● EXERCISE INPUTS:
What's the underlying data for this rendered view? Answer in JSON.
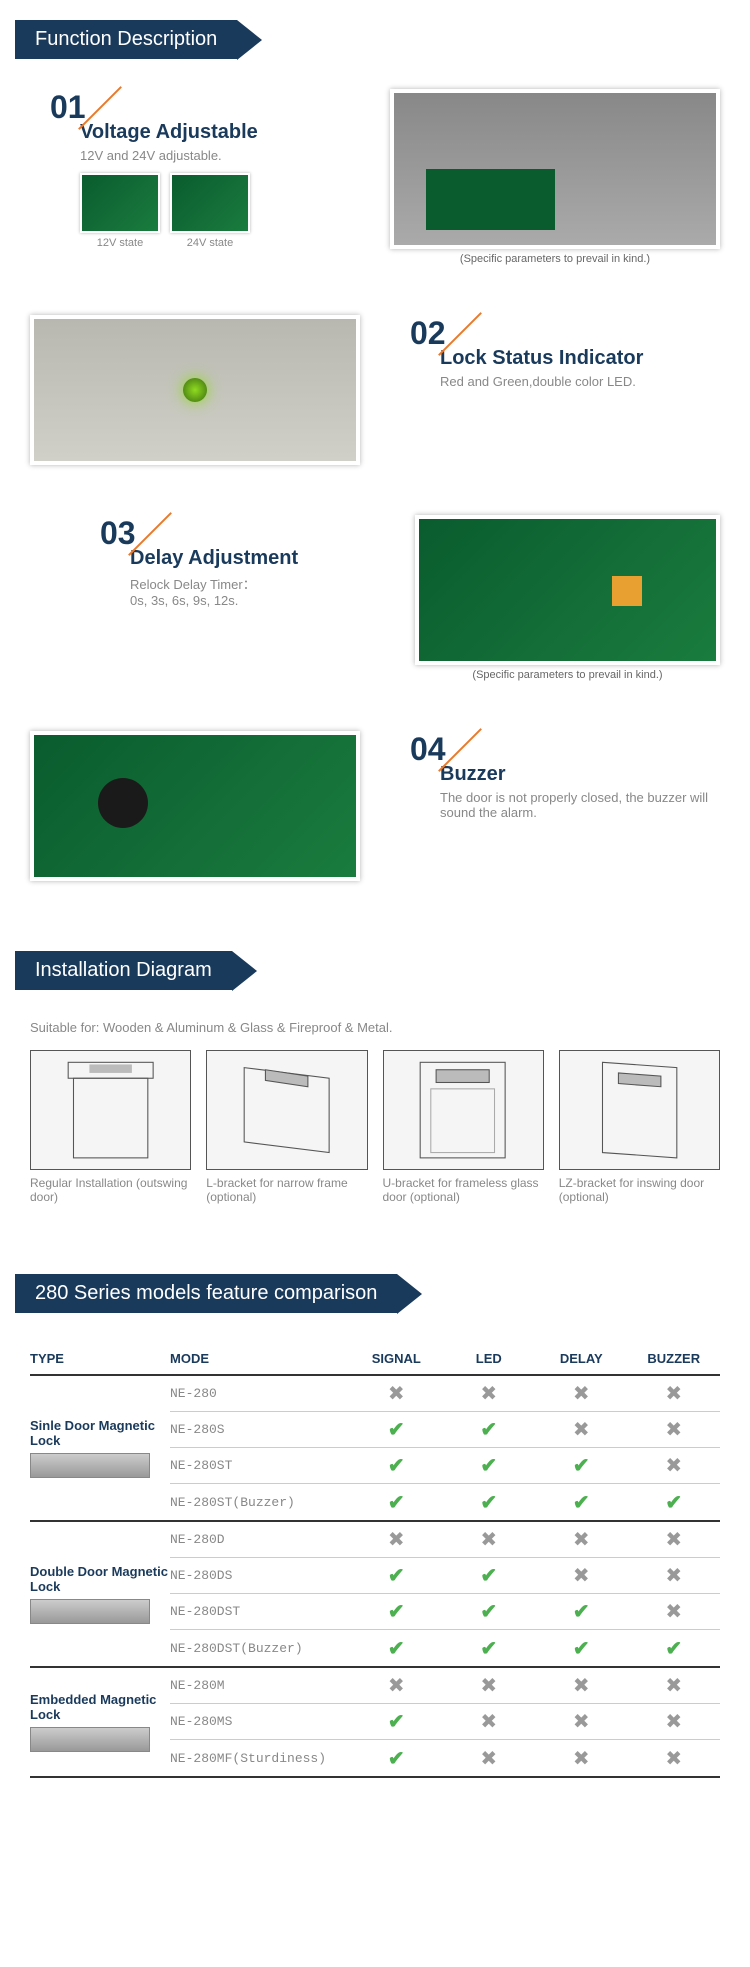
{
  "sections": {
    "func": "Function Description",
    "install": "Installation Diagram",
    "compare": "280 Series models feature comparison"
  },
  "features": [
    {
      "num": "01",
      "title": "Voltage Adjustable",
      "desc": "12V and 24V adjustable.",
      "sub_labels": [
        "12V state",
        "24V state"
      ],
      "img_caption": "(Specific parameters to prevail in kind.)"
    },
    {
      "num": "02",
      "title": "Lock Status Indicator",
      "desc": "Red and Green,double color LED."
    },
    {
      "num": "03",
      "title": "Delay Adjustment",
      "desc": "Relock Delay Timer：\n0s, 3s, 6s, 9s, 12s.",
      "img_caption": "(Specific parameters to prevail in kind.)"
    },
    {
      "num": "04",
      "title": "Buzzer",
      "desc": "The door is not properly closed, the buzzer will sound the alarm."
    }
  ],
  "install": {
    "desc": "Suitable for: Wooden & Aluminum & Glass & Fireproof & Metal.",
    "items": [
      "Regular Installation (outswing door)",
      "L-bracket for narrow frame (optional)",
      "U-bracket for frameless glass door (optional)",
      "LZ-bracket for inswing door (optional)"
    ]
  },
  "compare": {
    "headers": [
      "TYPE",
      "MODE",
      "SIGNAL",
      "LED",
      "DELAY",
      "BUZZER"
    ],
    "groups": [
      {
        "type": "Sinle Door Magnetic Lock",
        "rows": [
          {
            "mode": "NE-280",
            "feats": [
              false,
              false,
              false,
              false
            ]
          },
          {
            "mode": "NE-280S",
            "feats": [
              true,
              true,
              false,
              false
            ]
          },
          {
            "mode": "NE-280ST",
            "feats": [
              true,
              true,
              true,
              false
            ]
          },
          {
            "mode": "NE-280ST(Buzzer)",
            "feats": [
              true,
              true,
              true,
              true
            ]
          }
        ]
      },
      {
        "type": "Double Door Magnetic Lock",
        "rows": [
          {
            "mode": "NE-280D",
            "feats": [
              false,
              false,
              false,
              false
            ]
          },
          {
            "mode": "NE-280DS",
            "feats": [
              true,
              true,
              false,
              false
            ]
          },
          {
            "mode": "NE-280DST",
            "feats": [
              true,
              true,
              true,
              false
            ]
          },
          {
            "mode": "NE-280DST(Buzzer)",
            "feats": [
              true,
              true,
              true,
              true
            ]
          }
        ]
      },
      {
        "type": "Embedded Magnetic Lock",
        "rows": [
          {
            "mode": "NE-280M",
            "feats": [
              false,
              false,
              false,
              false
            ]
          },
          {
            "mode": "NE-280MS",
            "feats": [
              true,
              false,
              false,
              false
            ]
          },
          {
            "mode": "NE-280MF(Sturdiness)",
            "feats": [
              true,
              false,
              false,
              false
            ]
          }
        ]
      }
    ]
  },
  "colors": {
    "primary": "#1a3a5c",
    "accent": "#e87a2e",
    "check": "#4caf50",
    "cross": "#999999",
    "muted": "#888888"
  }
}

● SHORT PROBLEM: Make an exact copy of all the material, but keep the pictures out of it.

● SOLVED PROBLEM:
What's the underlying data for this rendered view? Answer in JSON.
{
  "sections": {
    "func": "Function Description",
    "install": "Installation Diagram",
    "compare": "280 Series models feature comparison"
  },
  "features": [
    {
      "num": "01",
      "title": "Voltage Adjustable",
      "desc": "12V and 24V adjustable.",
      "sub_labels": [
        "12V state",
        "24V state"
      ],
      "img_caption": "(Specific parameters to prevail in kind.)"
    },
    {
      "num": "02",
      "title": "Lock Status Indicator",
      "desc": "Red and Green,double color LED."
    },
    {
      "num": "03",
      "title": "Delay Adjustment",
      "desc": "Relock Delay Timer：\n0s, 3s, 6s, 9s, 12s.",
      "img_caption": "(Specific parameters to prevail in kind.)"
    },
    {
      "num": "04",
      "title": "Buzzer",
      "desc": "The door is not properly closed, the buzzer will sound the alarm."
    }
  ],
  "install": {
    "desc": "Suitable for: Wooden & Aluminum & Glass & Fireproof & Metal.",
    "items": [
      "Regular Installation (outswing door)",
      "L-bracket for narrow frame (optional)",
      "U-bracket for frameless glass door (optional)",
      "LZ-bracket for inswing door (optional)"
    ]
  },
  "compare": {
    "headers": [
      "TYPE",
      "MODE",
      "SIGNAL",
      "LED",
      "DELAY",
      "BUZZER"
    ],
    "groups": [
      {
        "type": "Sinle Door Magnetic Lock",
        "rows": [
          {
            "mode": "NE-280",
            "feats": [
              false,
              false,
              false,
              false
            ]
          },
          {
            "mode": "NE-280S",
            "feats": [
              true,
              true,
              false,
              false
            ]
          },
          {
            "mode": "NE-280ST",
            "feats": [
              true,
              true,
              true,
              false
            ]
          },
          {
            "mode": "NE-280ST(Buzzer)",
            "feats": [
              true,
              true,
              true,
              true
            ]
          }
        ]
      },
      {
        "type": "Double Door Magnetic Lock",
        "rows": [
          {
            "mode": "NE-280D",
            "feats": [
              false,
              false,
              false,
              false
            ]
          },
          {
            "mode": "NE-280DS",
            "feats": [
              true,
              true,
              false,
              false
            ]
          },
          {
            "mode": "NE-280DST",
            "feats": [
              true,
              true,
              true,
              false
            ]
          },
          {
            "mode": "NE-280DST(Buzzer)",
            "feats": [
              true,
              true,
              true,
              true
            ]
          }
        ]
      },
      {
        "type": "Embedded Magnetic Lock",
        "rows": [
          {
            "mode": "NE-280M",
            "feats": [
              false,
              false,
              false,
              false
            ]
          },
          {
            "mode": "NE-280MS",
            "feats": [
              true,
              false,
              false,
              false
            ]
          },
          {
            "mode": "NE-280MF(Sturdiness)",
            "feats": [
              true,
              false,
              false,
              false
            ]
          }
        ]
      }
    ]
  },
  "colors": {
    "primary": "#1a3a5c",
    "accent": "#e87a2e",
    "check": "#4caf50",
    "cross": "#999999",
    "muted": "#888888"
  }
}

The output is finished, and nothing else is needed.